* start *
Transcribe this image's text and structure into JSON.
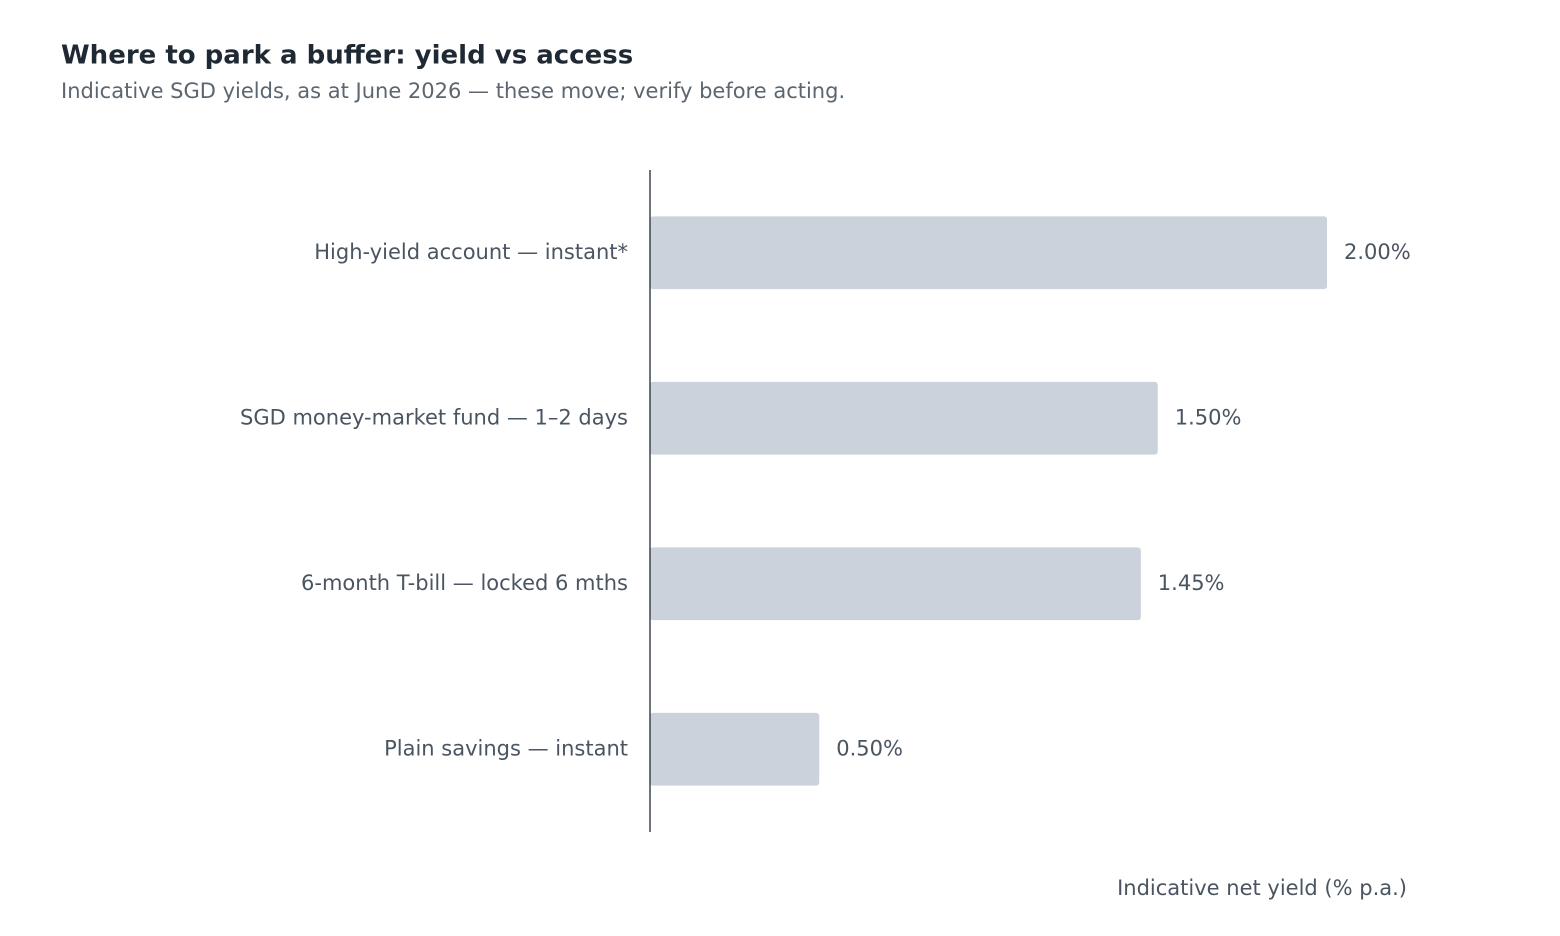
{
  "chart_data": {
    "type": "bar",
    "orientation": "horizontal",
    "title": "Where to park a buffer: yield vs access",
    "subtitle": "Indicative SGD yields, as at June 2026 — these move; verify before acting.",
    "x_label": "Indicative net yield (% p.a.)",
    "categories": [
      "High-yield account — instant*",
      "SGD money-market fund — 1–2 days",
      "6-month T-bill — locked 6 mths",
      "Plain savings — instant"
    ],
    "values": [
      2.0,
      1.5,
      1.45,
      0.5
    ],
    "value_labels": [
      "2.00%",
      "1.50%",
      "1.45%",
      "0.50%"
    ],
    "color": "#cbd2db",
    "xlim": [
      0,
      2.25
    ]
  }
}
* end *
Print out the whole of the material word for word, without pictures.

Transcribe this image's text and structure into JSON.
{
  "chart_data": {
    "type": "bar",
    "orientation": "horizontal",
    "title": "Where to park a buffer: yield vs access",
    "subtitle": "Indicative SGD yields, as at June 2026 — these move; verify before acting.",
    "x_label": "Indicative net yield (% p.a.)",
    "categories": [
      "High-yield account — instant*",
      "SGD money-market fund — 1–2 days",
      "6-month T-bill — locked 6 mths",
      "Plain savings — instant"
    ],
    "values": [
      2.0,
      1.5,
      1.45,
      0.5
    ],
    "value_labels": [
      "2.00%",
      "1.50%",
      "1.45%",
      "0.50%"
    ],
    "color": "#cbd2db",
    "xlim": [
      0,
      2.25
    ]
  }
}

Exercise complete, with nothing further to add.